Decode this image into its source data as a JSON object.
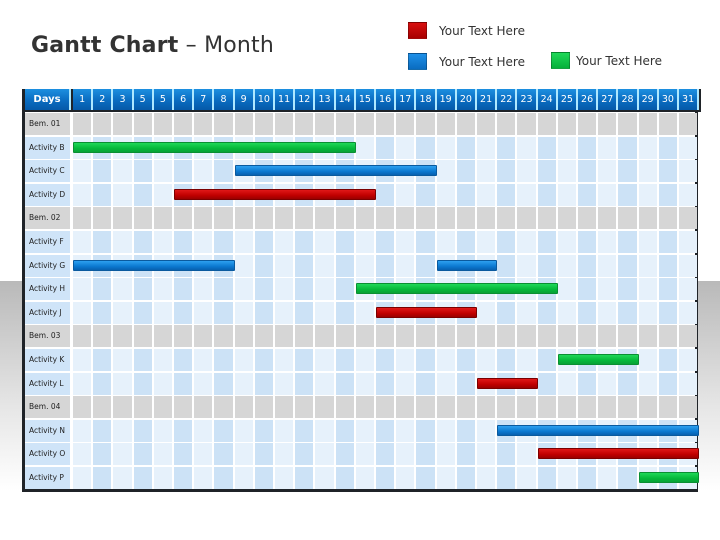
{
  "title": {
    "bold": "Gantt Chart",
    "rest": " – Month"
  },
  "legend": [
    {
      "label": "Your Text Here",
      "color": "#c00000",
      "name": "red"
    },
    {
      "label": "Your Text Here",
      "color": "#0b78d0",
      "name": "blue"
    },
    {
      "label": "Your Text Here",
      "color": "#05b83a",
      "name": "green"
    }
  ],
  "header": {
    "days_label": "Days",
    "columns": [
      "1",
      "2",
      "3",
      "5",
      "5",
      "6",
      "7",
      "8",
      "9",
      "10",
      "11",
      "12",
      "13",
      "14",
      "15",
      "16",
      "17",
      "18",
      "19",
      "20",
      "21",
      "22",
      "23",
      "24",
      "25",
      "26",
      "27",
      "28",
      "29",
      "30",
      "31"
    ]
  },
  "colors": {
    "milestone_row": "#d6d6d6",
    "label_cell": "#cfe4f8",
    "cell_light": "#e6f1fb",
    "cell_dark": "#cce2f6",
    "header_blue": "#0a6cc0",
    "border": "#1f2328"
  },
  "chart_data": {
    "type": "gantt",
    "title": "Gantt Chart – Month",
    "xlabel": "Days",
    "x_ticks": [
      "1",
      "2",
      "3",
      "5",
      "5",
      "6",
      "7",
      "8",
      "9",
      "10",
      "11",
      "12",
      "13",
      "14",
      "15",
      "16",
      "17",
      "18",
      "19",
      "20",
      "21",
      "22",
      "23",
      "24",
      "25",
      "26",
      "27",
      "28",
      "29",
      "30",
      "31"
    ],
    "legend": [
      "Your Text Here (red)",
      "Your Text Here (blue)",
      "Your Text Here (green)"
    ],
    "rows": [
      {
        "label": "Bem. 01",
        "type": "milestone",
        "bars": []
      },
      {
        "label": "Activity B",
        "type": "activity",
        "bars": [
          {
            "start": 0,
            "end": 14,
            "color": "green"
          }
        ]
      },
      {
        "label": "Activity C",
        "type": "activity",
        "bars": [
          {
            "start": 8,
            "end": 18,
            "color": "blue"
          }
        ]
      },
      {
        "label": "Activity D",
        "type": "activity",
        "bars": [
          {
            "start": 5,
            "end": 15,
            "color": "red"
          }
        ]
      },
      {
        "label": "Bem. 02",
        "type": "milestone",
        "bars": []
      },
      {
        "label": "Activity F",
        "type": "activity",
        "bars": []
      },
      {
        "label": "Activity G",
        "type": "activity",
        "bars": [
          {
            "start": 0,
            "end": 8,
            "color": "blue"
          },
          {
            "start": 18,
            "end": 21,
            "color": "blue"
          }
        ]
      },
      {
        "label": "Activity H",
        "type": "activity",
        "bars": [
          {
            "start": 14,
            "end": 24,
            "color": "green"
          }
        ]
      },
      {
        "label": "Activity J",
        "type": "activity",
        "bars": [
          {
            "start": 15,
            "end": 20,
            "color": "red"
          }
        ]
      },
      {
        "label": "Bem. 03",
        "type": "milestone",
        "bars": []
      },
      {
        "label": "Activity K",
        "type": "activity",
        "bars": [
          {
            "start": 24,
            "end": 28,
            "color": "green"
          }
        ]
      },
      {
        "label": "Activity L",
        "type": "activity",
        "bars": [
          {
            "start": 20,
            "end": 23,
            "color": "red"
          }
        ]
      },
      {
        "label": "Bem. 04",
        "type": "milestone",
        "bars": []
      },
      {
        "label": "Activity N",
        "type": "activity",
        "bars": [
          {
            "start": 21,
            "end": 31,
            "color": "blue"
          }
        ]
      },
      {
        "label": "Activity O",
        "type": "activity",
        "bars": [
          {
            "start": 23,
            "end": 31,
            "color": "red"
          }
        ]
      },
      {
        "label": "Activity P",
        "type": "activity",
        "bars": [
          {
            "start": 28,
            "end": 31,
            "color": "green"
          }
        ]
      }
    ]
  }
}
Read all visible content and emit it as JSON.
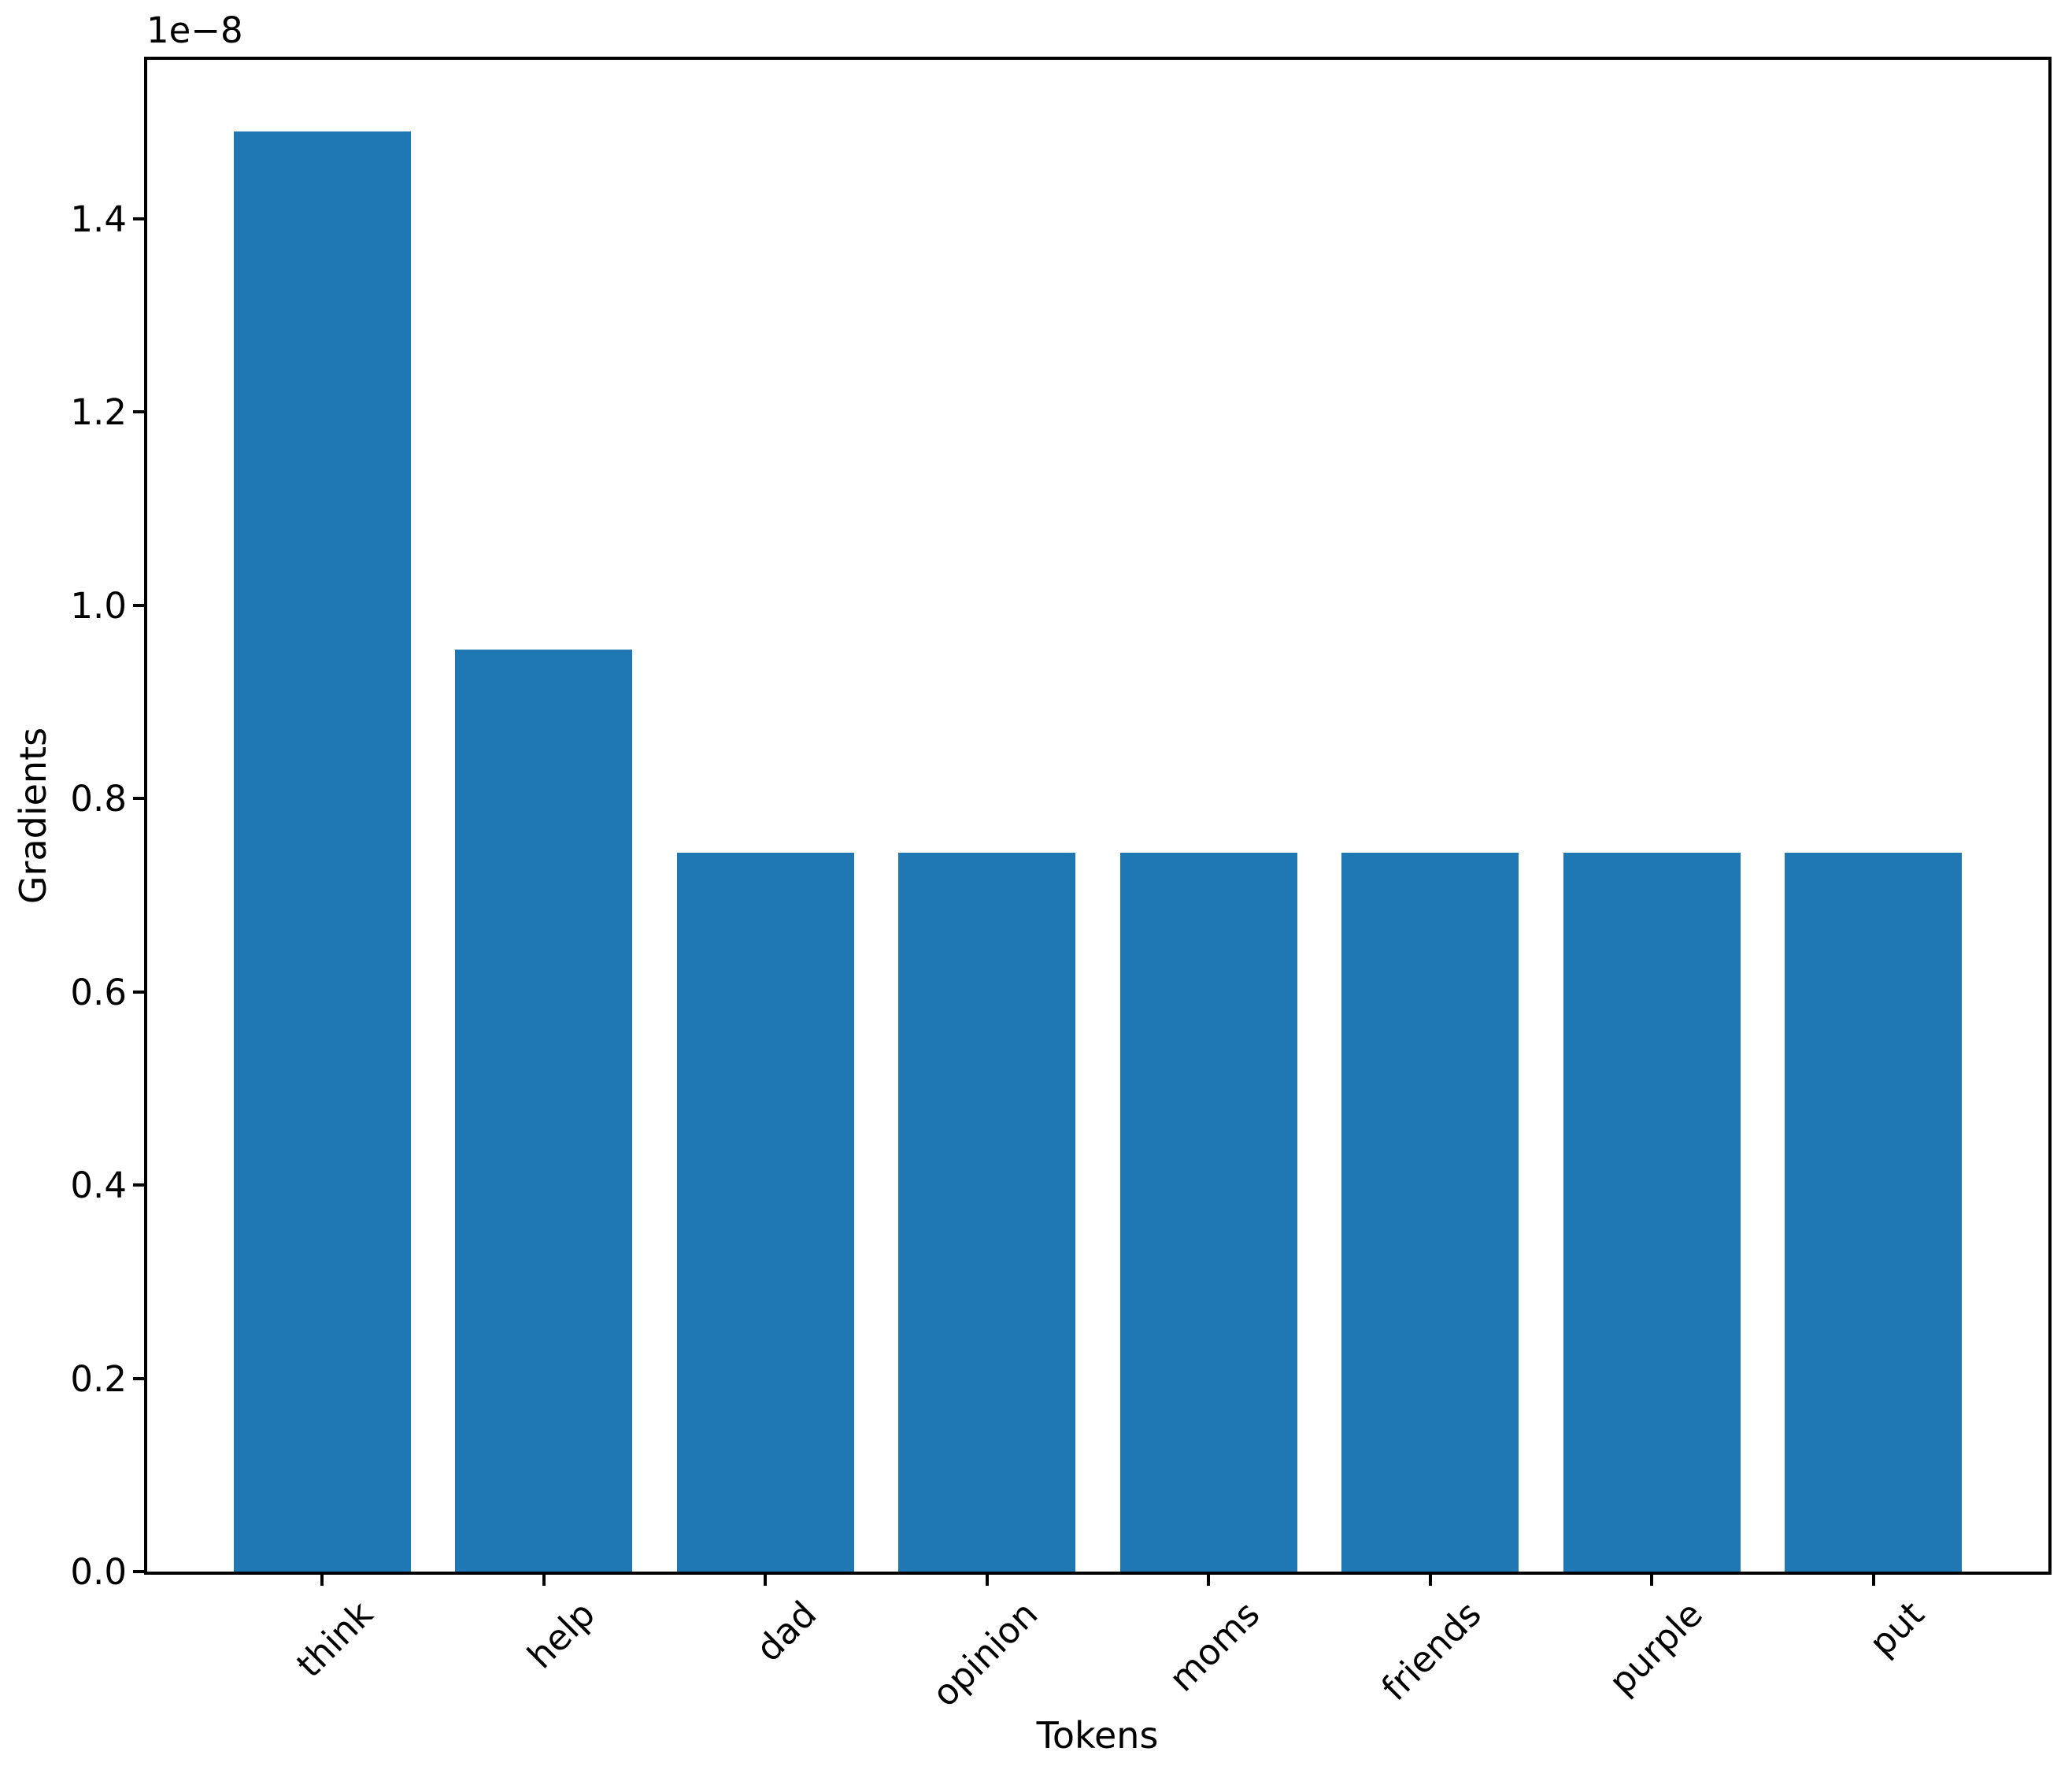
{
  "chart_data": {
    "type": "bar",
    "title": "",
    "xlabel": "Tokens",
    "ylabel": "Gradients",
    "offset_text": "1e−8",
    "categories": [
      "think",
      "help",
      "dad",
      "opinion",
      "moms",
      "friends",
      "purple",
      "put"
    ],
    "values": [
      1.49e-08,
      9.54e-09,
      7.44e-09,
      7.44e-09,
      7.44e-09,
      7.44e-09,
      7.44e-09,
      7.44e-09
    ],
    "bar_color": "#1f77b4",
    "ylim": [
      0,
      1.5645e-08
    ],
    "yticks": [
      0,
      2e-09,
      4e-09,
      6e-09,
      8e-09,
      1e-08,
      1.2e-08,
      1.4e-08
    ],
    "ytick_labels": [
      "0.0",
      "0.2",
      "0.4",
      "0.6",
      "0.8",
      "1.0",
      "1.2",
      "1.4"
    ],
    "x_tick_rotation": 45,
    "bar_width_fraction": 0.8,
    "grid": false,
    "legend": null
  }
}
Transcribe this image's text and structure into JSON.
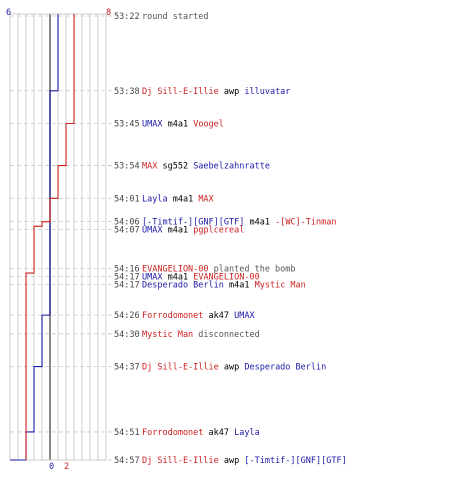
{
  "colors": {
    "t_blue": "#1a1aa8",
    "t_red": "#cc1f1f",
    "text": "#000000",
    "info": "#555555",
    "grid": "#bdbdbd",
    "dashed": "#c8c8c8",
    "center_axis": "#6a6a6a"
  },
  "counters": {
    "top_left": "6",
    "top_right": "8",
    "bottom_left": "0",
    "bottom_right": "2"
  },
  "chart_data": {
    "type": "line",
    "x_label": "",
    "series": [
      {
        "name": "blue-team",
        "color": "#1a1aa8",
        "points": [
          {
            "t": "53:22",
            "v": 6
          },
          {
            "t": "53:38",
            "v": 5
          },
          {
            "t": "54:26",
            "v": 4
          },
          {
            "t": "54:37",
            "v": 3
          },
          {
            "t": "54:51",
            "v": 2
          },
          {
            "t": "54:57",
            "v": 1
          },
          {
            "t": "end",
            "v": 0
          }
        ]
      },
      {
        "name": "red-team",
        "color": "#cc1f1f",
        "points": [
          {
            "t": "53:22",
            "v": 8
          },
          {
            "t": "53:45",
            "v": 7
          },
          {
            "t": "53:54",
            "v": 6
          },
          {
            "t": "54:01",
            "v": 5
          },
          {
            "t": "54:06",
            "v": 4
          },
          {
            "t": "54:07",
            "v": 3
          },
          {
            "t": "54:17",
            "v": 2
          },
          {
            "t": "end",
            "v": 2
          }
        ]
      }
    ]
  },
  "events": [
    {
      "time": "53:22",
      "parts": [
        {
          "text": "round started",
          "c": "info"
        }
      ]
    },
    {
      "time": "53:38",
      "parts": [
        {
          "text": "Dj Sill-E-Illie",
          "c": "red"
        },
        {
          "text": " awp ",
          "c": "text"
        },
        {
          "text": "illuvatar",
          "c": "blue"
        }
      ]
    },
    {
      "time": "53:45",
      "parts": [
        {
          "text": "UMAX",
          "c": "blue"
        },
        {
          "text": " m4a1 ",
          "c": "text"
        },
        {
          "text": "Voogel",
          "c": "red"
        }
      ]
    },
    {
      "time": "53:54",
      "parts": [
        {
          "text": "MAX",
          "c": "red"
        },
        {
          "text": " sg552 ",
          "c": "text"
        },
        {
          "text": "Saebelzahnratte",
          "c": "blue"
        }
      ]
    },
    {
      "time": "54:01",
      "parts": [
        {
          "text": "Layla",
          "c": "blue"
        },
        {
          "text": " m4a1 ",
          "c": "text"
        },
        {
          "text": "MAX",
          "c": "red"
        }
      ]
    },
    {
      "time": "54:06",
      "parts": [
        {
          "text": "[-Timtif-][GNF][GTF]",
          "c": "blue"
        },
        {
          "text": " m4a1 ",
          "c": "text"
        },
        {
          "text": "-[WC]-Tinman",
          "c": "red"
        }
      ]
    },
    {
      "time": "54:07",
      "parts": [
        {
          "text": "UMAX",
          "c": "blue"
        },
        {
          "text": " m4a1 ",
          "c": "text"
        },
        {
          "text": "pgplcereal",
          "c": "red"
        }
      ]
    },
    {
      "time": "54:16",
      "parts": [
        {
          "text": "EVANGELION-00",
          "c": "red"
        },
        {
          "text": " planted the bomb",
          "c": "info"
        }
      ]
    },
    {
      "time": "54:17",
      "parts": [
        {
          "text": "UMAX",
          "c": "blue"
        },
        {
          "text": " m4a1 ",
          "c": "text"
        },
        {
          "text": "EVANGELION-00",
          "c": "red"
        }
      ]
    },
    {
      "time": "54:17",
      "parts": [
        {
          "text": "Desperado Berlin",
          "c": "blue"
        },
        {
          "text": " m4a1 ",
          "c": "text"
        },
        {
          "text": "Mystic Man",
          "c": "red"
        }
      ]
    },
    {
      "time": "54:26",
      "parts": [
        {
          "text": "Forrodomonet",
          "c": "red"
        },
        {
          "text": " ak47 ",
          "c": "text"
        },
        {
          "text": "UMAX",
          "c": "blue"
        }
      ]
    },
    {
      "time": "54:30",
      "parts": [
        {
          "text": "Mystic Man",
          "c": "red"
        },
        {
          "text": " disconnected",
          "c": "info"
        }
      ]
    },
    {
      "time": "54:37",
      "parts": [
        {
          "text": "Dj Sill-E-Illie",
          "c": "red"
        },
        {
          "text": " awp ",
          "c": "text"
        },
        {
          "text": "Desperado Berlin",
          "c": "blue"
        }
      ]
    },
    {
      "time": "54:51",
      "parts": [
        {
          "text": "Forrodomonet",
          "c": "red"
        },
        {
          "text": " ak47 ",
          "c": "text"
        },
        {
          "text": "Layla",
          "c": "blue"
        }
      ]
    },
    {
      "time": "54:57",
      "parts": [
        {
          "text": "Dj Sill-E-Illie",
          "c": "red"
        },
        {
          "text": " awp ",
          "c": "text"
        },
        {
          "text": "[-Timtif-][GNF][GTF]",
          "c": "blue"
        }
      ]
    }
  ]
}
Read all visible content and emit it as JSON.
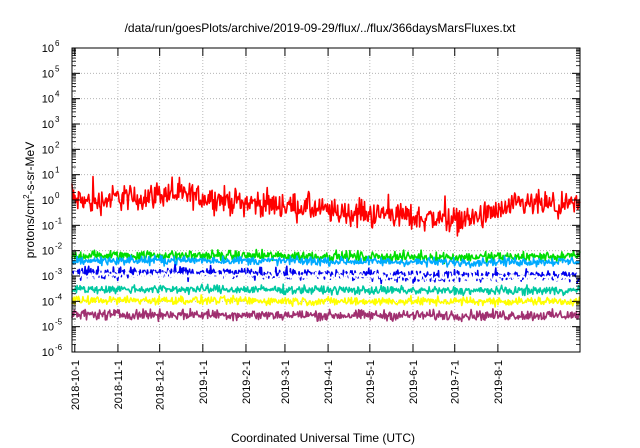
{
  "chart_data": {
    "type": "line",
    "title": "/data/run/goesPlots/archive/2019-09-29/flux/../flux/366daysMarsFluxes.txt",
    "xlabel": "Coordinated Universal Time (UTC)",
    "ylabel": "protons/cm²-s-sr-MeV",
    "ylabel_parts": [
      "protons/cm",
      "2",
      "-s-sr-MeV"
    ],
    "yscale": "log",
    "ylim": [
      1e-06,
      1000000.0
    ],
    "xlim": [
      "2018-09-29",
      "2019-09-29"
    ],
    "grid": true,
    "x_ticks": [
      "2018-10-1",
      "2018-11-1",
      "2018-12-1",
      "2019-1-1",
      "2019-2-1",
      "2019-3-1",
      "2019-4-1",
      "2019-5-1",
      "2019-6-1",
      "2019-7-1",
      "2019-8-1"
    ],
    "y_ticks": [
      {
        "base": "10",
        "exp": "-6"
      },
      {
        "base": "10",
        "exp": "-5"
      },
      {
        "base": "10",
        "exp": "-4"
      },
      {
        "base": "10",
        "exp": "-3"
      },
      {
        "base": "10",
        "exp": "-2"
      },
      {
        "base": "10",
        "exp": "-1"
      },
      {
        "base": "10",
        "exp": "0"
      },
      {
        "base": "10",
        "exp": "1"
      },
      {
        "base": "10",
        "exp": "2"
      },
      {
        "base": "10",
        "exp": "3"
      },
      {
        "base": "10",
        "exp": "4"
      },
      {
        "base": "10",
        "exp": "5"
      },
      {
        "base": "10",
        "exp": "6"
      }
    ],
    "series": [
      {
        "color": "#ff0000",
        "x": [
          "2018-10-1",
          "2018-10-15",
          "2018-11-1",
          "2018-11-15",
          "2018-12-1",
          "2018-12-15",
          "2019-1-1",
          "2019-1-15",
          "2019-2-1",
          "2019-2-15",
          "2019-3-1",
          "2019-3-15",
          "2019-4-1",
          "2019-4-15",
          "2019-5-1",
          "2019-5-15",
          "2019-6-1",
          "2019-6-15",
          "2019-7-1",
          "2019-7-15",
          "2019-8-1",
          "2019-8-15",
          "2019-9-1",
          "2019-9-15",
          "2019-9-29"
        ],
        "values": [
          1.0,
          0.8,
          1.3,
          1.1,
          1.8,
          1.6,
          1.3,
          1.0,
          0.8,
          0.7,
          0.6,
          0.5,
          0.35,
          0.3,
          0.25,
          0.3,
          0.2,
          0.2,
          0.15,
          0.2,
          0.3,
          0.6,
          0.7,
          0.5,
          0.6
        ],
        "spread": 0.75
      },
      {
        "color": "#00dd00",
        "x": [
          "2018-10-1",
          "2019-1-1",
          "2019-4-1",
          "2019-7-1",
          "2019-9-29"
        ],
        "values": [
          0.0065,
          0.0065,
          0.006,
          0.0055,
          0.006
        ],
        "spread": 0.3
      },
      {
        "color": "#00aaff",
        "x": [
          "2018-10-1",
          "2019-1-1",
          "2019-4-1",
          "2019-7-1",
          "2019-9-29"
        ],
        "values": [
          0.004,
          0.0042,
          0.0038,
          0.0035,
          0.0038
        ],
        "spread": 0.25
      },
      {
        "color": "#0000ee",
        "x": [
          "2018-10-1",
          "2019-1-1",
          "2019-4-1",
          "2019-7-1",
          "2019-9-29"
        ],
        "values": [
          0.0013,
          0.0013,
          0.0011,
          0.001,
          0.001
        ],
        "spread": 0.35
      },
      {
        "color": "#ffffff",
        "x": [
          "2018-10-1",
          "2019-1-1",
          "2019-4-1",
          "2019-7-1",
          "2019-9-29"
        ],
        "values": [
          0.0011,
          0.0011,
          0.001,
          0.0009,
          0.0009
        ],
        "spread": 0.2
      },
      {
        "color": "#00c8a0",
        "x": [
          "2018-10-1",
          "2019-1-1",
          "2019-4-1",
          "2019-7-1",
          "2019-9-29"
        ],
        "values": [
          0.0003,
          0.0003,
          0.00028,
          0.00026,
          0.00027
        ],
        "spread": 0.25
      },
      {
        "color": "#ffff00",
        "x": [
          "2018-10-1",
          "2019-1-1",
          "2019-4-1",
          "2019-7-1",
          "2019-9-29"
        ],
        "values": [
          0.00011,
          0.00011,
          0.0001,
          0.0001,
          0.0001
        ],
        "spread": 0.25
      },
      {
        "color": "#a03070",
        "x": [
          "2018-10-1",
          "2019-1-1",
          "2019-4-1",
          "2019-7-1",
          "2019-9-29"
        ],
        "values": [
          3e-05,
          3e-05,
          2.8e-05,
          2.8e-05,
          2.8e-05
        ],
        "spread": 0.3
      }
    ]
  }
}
+ + + + + + +
▶ Your task: Locate all lines that include the word "into" and copy them out.

▶ Solution to this problem:
Decode this image into its source data as a JSON object.
Transcribe this image's text and structure into JSON.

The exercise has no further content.